[Saved entries]
+ + +

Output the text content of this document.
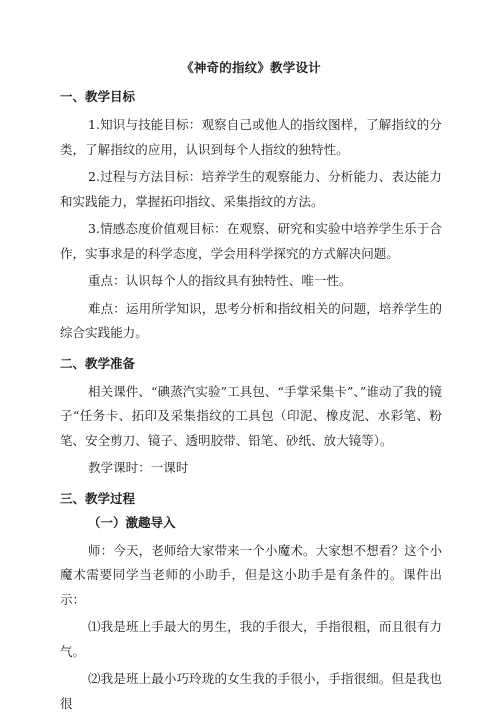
《神奇的指纹》教学设计
一、教学目标

1.知识与技能目标：观察自己或他人的指纹图样，了解指纹的分类，了解指纹的应用，认识到每个人指纹的独特性。

2.过程与方法目标：培养学生的观察能力、分析能力、表达能力和实践能力，掌握拓印指纹、采集指纹的方法。

3.情感态度价值观目标：在观察、研究和实验中培养学生乐于合作，实事求是的科学态度，学会用科学探究的方式解决问题。

重点：认识每个人的指纹具有独特性、唯一性。

难点：运用所学知识，思考分析和指纹相关的问题，培养学生的综合实践能力。

二、教学准备

相关课件、“碘蒸汽实验”工具包、“手掌采集卡”、”谁动了我的镜子“任务卡、拓印及采集指纹的工具包（印泥、橡皮泥、水彩笔、粉笔、安全剪刀、镜子、透明胶带、铅笔、砂纸、放大镜等）。

教学课时：一课时

三、教学过程
（一）激趣导入

师：今天，老师给大家带来一个小魔术。大家想不想看？这个小魔术需要同学当老师的小助手，但是这小助手是有条件的。课件出示：

⑴我是班上手最大的男生，我的手很大，手指很粗，而且很有力气。

⑵我是班上最小巧玲珑的女生我的手很小，手指很细。但是我也很
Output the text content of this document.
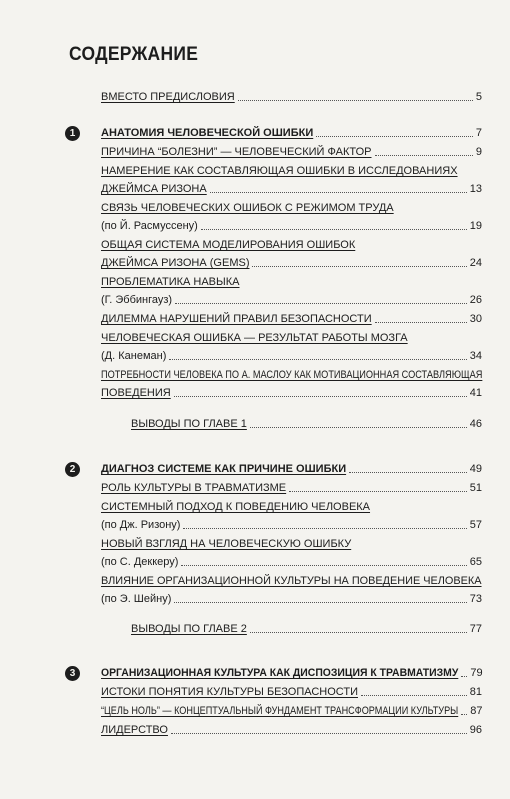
СОДЕРЖАНИЕ
ВМЕСТО ПРЕДИСЛОВИЯ	5
1	АНАТОМИЯ ЧЕЛОВЕЧЕСКОЙ ОШИБКИ	7
ПРИЧИНА “БОЛЕЗНИ” — ЧЕЛОВЕЧЕСКИЙ ФАКТОР	9
НАМЕРЕНИЕ КАК СОСТАВЛЯЮЩАЯ ОШИБКИ В ИССЛЕДОВАНИЯХ
ДЖЕЙМСА РИЗОНА	13
СВЯЗЬ ЧЕЛОВЕЧЕСКИХ ОШИБОК С РЕЖИМОМ ТРУДА
(по Й. Расмуссену)	19
ОБЩАЯ СИСТЕМА МОДЕЛИРОВАНИЯ ОШИБОК
ДЖЕЙМСА РИЗОНА (GEMS)	24
ПРОБЛЕМАТИКА НАВЫКА
(Г. Эббингауз)	26
ДИЛЕММА НАРУШЕНИЙ ПРАВИЛ БЕЗОПАСНОСТИ	30
ЧЕЛОВЕЧЕСКАЯ ОШИБКА — РЕЗУЛЬТАТ РАБОТЫ МОЗГА
(Д. Канеман)	34
ПОТРЕБНОСТИ ЧЕЛОВЕКА ПО А. МАСЛОУ КАК МОТИВАЦИОННАЯ СОСТАВЛЯЮЩАЯ
ПОВЕДЕНИЯ	41
ВЫВОДЫ ПО ГЛАВЕ 1	46
2	ДИАГНОЗ СИСТЕМЕ КАК ПРИЧИНЕ ОШИБКИ	49
РОЛЬ КУЛЬТУРЫ В ТРАВМАТИЗМЕ	51
СИСТЕМНЫЙ ПОДХОД К ПОВЕДЕНИЮ ЧЕЛОВЕКА
(по Дж. Ризону)	57
НОВЫЙ ВЗГЛЯД НА ЧЕЛОВЕЧЕСКУЮ ОШИБКУ
(по С. Деккеру)	65
ВЛИЯНИЕ ОРГАНИЗАЦИОННОЙ КУЛЬТУРЫ НА ПОВЕДЕНИЕ ЧЕЛОВЕКА
(по Э. Шейну)	73
ВЫВОДЫ ПО ГЛАВЕ 2	77
3	ОРГАНИЗАЦИОННАЯ КУЛЬТУРА КАК ДИСПОЗИЦИЯ К ТРАВМАТИЗМУ 79
ИСТОКИ ПОНЯТИЯ КУЛЬТУРЫ БЕЗОПАСНОСТИ	81
“ЦЕЛЬ НОЛЬ” — КОНЦЕПТУАЛЬНЫЙ ФУНДАМЕНТ ТРАНСФОРМАЦИИ КУЛЬТУРЫ 87
ЛИДЕРСТВО	96
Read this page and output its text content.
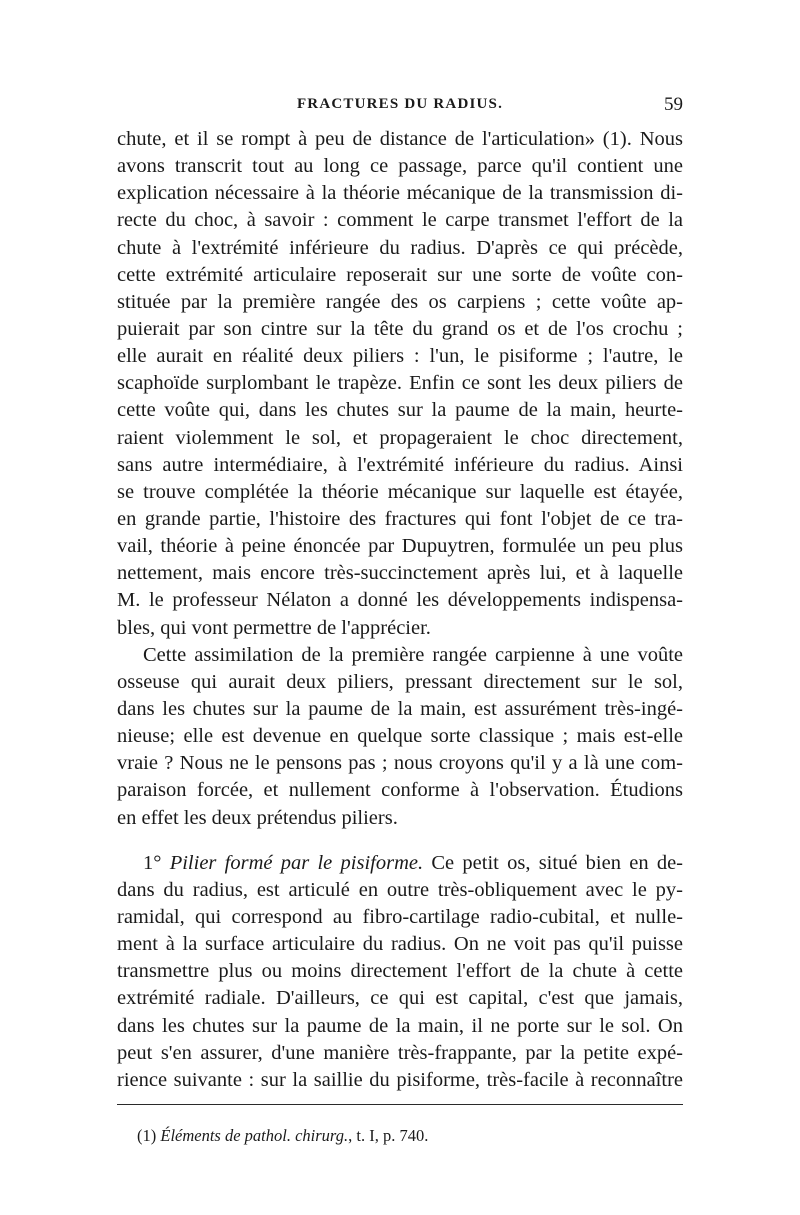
FRACTURES DU RADIUS.	59
chute, et il se rompt à peu de distance de l'articulation» (1). Nous
avons transcrit tout au long ce passage, parce qu'il contient une
explication nécessaire à la théorie mécanique de la transmission di-
recte du choc, à savoir : comment le carpe transmet l'effort de la
chute à l'extrémité inférieure du radius. D'après ce qui précède,
cette extrémité articulaire reposerait sur une sorte de voûte con-
stituée par la première rangée des os carpiens ; cette voûte ap-
puierait par son cintre sur la tête du grand os et de l'os crochu ;
elle aurait en réalité deux piliers : l'un, le pisiforme ; l'autre, le
scaphoïde surplombant le trapèze. Enfin ce sont les deux piliers de
cette voûte qui, dans les chutes sur la paume de la main, heurte-
raient violemment le sol, et propageraient le choc directement,
sans autre intermédiaire, à l'extrémité inférieure du radius. Ainsi
se trouve complétée la théorie mécanique sur laquelle est étayée,
en grande partie, l'histoire des fractures qui font l'objet de ce tra-
vail, théorie à peine énoncée par Dupuytren, formulée un peu plus
nettement, mais encore très-succinctement après lui, et à laquelle
M. le professeur Nélaton a donné les développements indispensa-
bles, qui vont permettre de l'apprécier.
Cette assimilation de la première rangée carpienne à une voûte
osseuse qui aurait deux piliers, pressant directement sur le sol,
dans les chutes sur la paume de la main, est assurément très-ingé-
nieuse; elle est devenue en quelque sorte classique ; mais est-elle
vraie ? Nous ne le pensons pas ; nous croyons qu'il y a là une com-
paraison forcée, et nullement conforme à l'observation. Étudions
en effet les deux prétendus piliers.
1° Pilier formé par le pisiforme. Ce petit os, situé bien en de-
dans du radius, est articulé en outre très-obliquement avec le py-
ramidal, qui correspond au fibro-cartilage radio-cubital, et nulle-
ment à la surface articulaire du radius. On ne voit pas qu'il puisse
transmettre plus ou moins directement l'effort de la chute à cette
extrémité radiale. D'ailleurs, ce qui est capital, c'est que jamais,
dans les chutes sur la paume de la main, il ne porte sur le sol. On
peut s'en assurer, d'une manière très-frappante, par la petite expé-
rience suivante : sur la saillie du pisiforme, très-facile à reconnaître
(1) Éléments de pathol. chirurg., t. I, p. 740.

+ + +

## The exercise
Output all of the entries verbatim, leaving out any images.

## Task result
Output the text content of this document.
《神奇的指纹》教学设计
一、教学目标

1.知识与技能目标：观察自己或他人的指纹图样，了解指纹的分类，了解指纹的应用，认识到每个人指纹的独特性。

2.过程与方法目标：培养学生的观察能力、分析能力、表达能力和实践能力，掌握拓印指纹、采集指纹的方法。

3.情感态度价值观目标：在观察、研究和实验中培养学生乐于合作，实事求是的科学态度，学会用科学探究的方式解决问题。

重点：认识每个人的指纹具有独特性、唯一性。

难点：运用所学知识，思考分析和指纹相关的问题，培养学生的综合实践能力。

二、教学准备

相关课件、“碘蒸汽实验”工具包、“手掌采集卡”、”谁动了我的镜子“任务卡、拓印及采集指纹的工具包（印泥、橡皮泥、水彩笔、粉笔、安全剪刀、镜子、透明胶带、铅笔、砂纸、放大镜等）。

教学课时：一课时

三、教学过程
（一）激趣导入

师：今天，老师给大家带来一个小魔术。大家想不想看？这个小魔术需要同学当老师的小助手，但是这小助手是有条件的。课件出示：

⑴我是班上手最大的男生，我的手很大，手指很粗，而且很有力气。

⑵我是班上最小巧玲珑的女生我的手很小，手指很细。但是我也很
Output the text content of this document.
СОДЕРЖАНИЕ
ВМЕСТО ПРЕДИСЛОВИЯ	5
1	АНАТОМИЯ ЧЕЛОВЕЧЕСКОЙ ОШИБКИ	7
ПРИЧИНА “БОЛЕЗНИ” — ЧЕЛОВЕЧЕСКИЙ ФАКТОР	9
НАМЕРЕНИЕ КАК СОСТАВЛЯЮЩАЯ ОШИБКИ В ИССЛЕДОВАНИЯХ
ДЖЕЙМСА РИЗОНА	13
СВЯЗЬ ЧЕЛОВЕЧЕСКИХ ОШИБОК С РЕЖИМОМ ТРУДА
(по Й. Расмуссену)	19
ОБЩАЯ СИСТЕМА МОДЕЛИРОВАНИЯ ОШИБОК
ДЖЕЙМСА РИЗОНА (GEMS)	24
ПРОБЛЕМАТИКА НАВЫКА
(Г. Эббингауз)	26
ДИЛЕММА НАРУШЕНИЙ ПРАВИЛ БЕЗОПАСНОСТИ	30
ЧЕЛОВЕЧЕСКАЯ ОШИБКА — РЕЗУЛЬТАТ РАБОТЫ МОЗГА
(Д. Канеман)	34
ПОТРЕБНОСТИ ЧЕЛОВЕКА ПО А. МАСЛОУ КАК МОТИВАЦИОННАЯ СОСТАВЛЯЮЩАЯ
ПОВЕДЕНИЯ	41
ВЫВОДЫ ПО ГЛАВЕ 1	46
2	ДИАГНОЗ СИСТЕМЕ КАК ПРИЧИНЕ ОШИБКИ	49
РОЛЬ КУЛЬТУРЫ В ТРАВМАТИЗМЕ	51
СИСТЕМНЫЙ ПОДХОД К ПОВЕДЕНИЮ ЧЕЛОВЕКА
(по Дж. Ризону)	57
НОВЫЙ ВЗГЛЯД НА ЧЕЛОВЕЧЕСКУЮ ОШИБКУ
(по С. Деккеру)	65
ВЛИЯНИЕ ОРГАНИЗАЦИОННОЙ КУЛЬТУРЫ НА ПОВЕДЕНИЕ ЧЕЛОВЕКА
(по Э. Шейну)	73
ВЫВОДЫ ПО ГЛАВЕ 2	77
3	ОРГАНИЗАЦИОННАЯ КУЛЬТУРА КАК ДИСПОЗИЦИЯ К ТРАВМАТИЗМУ 79
ИСТОКИ ПОНЯТИЯ КУЛЬТУРЫ БЕЗОПАСНОСТИ	81
“ЦЕЛЬ НОЛЬ” — КОНЦЕПТУАЛЬНЫЙ ФУНДАМЕНТ ТРАНСФОРМАЦИИ КУЛЬТУРЫ 87
ЛИДЕРСТВО	96
Read this page and output its text content.
FRACTURES DU RADIUS.	59
chute, et il se rompt à peu de distance de l'articulation» (1). Nous
avons transcrit tout au long ce passage, parce qu'il contient une
explication nécessaire à la théorie mécanique de la transmission di-
recte du choc, à savoir : comment le carpe transmet l'effort de la
chute à l'extrémité inférieure du radius. D'après ce qui précède,
cette extrémité articulaire reposerait sur une sorte de voûte con-
stituée par la première rangée des os carpiens ; cette voûte ap-
puierait par son cintre sur la tête du grand os et de l'os crochu ;
elle aurait en réalité deux piliers : l'un, le pisiforme ; l'autre, le
scaphoïde surplombant le trapèze. Enfin ce sont les deux piliers de
cette voûte qui, dans les chutes sur la paume de la main, heurte-
raient violemment le sol, et propageraient le choc directement,
sans autre intermédiaire, à l'extrémité inférieure du radius. Ainsi
se trouve complétée la théorie mécanique sur laquelle est étayée,
en grande partie, l'histoire des fractures qui font l'objet de ce tra-
vail, théorie à peine énoncée par Dupuytren, formulée un peu plus
nettement, mais encore très-succinctement après lui, et à laquelle
M. le professeur Nélaton a donné les développements indispensa-
bles, qui vont permettre de l'apprécier.
Cette assimilation de la première rangée carpienne à une voûte
osseuse qui aurait deux piliers, pressant directement sur le sol,
dans les chutes sur la paume de la main, est assurément très-ingé-
nieuse; elle est devenue en quelque sorte classique ; mais est-elle
vraie ? Nous ne le pensons pas ; nous croyons qu'il y a là une com-
paraison forcée, et nullement conforme à l'observation. Étudions
en effet les deux prétendus piliers.
1° Pilier formé par le pisiforme. Ce petit os, situé bien en de-
dans du radius, est articulé en outre très-obliquement avec le py-
ramidal, qui correspond au fibro-cartilage radio-cubital, et nulle-
ment à la surface articulaire du radius. On ne voit pas qu'il puisse
transmettre plus ou moins directement l'effort de la chute à cette
extrémité radiale. D'ailleurs, ce qui est capital, c'est que jamais,
dans les chutes sur la paume de la main, il ne porte sur le sol. On
peut s'en assurer, d'une manière très-frappante, par la petite expé-
rience suivante : sur la saillie du pisiforme, très-facile à reconnaître
(1) Éléments de pathol. chirurg., t. I, p. 740.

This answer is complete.